WORK REQUIRED | The entries below should be given again exactly, minus their pictures.

— START RAW DATA —

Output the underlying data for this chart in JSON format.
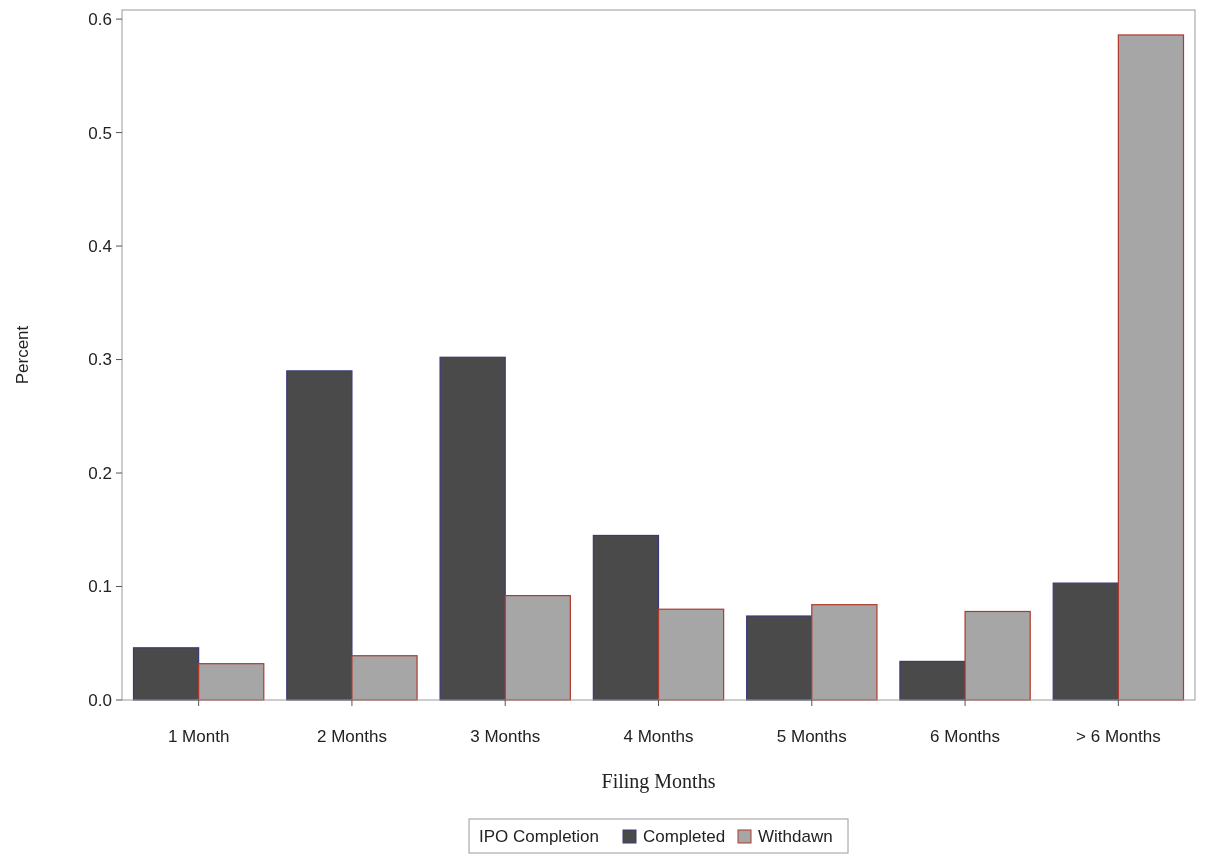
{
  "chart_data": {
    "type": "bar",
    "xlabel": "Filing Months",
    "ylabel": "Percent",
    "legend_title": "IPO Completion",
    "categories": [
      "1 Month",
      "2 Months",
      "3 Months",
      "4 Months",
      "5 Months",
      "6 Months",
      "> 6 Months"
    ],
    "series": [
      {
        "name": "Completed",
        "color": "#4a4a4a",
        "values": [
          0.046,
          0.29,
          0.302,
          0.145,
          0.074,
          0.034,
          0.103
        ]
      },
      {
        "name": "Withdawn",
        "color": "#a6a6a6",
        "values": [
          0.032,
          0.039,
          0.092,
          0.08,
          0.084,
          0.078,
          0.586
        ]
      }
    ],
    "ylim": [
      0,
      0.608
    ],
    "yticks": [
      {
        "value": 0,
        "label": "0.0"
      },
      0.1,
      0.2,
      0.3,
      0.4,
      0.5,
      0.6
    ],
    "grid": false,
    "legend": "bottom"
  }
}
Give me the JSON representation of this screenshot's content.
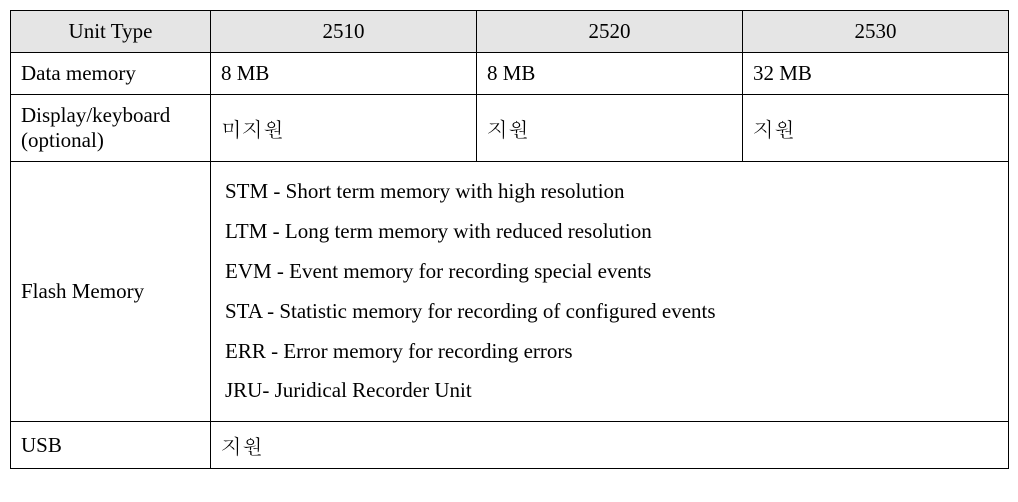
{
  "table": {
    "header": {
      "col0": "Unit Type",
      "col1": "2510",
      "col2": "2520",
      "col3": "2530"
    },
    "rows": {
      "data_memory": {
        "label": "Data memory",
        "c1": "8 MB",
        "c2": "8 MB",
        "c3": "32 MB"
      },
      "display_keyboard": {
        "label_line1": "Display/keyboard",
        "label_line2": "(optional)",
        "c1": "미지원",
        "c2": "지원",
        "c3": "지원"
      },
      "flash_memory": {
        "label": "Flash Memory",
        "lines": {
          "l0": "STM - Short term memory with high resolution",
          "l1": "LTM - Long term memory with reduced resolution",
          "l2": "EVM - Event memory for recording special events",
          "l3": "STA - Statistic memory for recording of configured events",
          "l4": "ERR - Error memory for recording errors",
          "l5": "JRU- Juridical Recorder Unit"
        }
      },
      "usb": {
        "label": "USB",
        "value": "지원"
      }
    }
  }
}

— END RAW DATA —

EXERCISE RESULT |
Output the underlying data for this chart in JSON format.
{
  "chart_data": {
    "type": "bar",
    "xlabel": "Filing Months",
    "ylabel": "Percent",
    "legend_title": "IPO Completion",
    "categories": [
      "1 Month",
      "2 Months",
      "3 Months",
      "4 Months",
      "5 Months",
      "6 Months",
      "> 6 Months"
    ],
    "series": [
      {
        "name": "Completed",
        "color": "#4a4a4a",
        "values": [
          0.046,
          0.29,
          0.302,
          0.145,
          0.074,
          0.034,
          0.103
        ]
      },
      {
        "name": "Withdawn",
        "color": "#a6a6a6",
        "values": [
          0.032,
          0.039,
          0.092,
          0.08,
          0.084,
          0.078,
          0.586
        ]
      }
    ],
    "ylim": [
      0,
      0.608
    ],
    "yticks": [
      {
        "value": 0,
        "label": "0.0"
      },
      0.1,
      0.2,
      0.3,
      0.4,
      0.5,
      0.6
    ],
    "grid": false,
    "legend": "bottom"
  }
}
Give me the JSON representation of this screenshot's content.
{
  "table": {
    "header": {
      "col0": "Unit Type",
      "col1": "2510",
      "col2": "2520",
      "col3": "2530"
    },
    "rows": {
      "data_memory": {
        "label": "Data memory",
        "c1": "8 MB",
        "c2": "8 MB",
        "c3": "32 MB"
      },
      "display_keyboard": {
        "label_line1": "Display/keyboard",
        "label_line2": "(optional)",
        "c1": "미지원",
        "c2": "지원",
        "c3": "지원"
      },
      "flash_memory": {
        "label": "Flash Memory",
        "lines": {
          "l0": "STM - Short term memory with high resolution",
          "l1": "LTM - Long term memory with reduced resolution",
          "l2": "EVM - Event memory for recording special events",
          "l3": "STA - Statistic memory for recording of configured events",
          "l4": "ERR - Error memory for recording errors",
          "l5": "JRU- Juridical Recorder Unit"
        }
      },
      "usb": {
        "label": "USB",
        "value": "지원"
      }
    }
  }
}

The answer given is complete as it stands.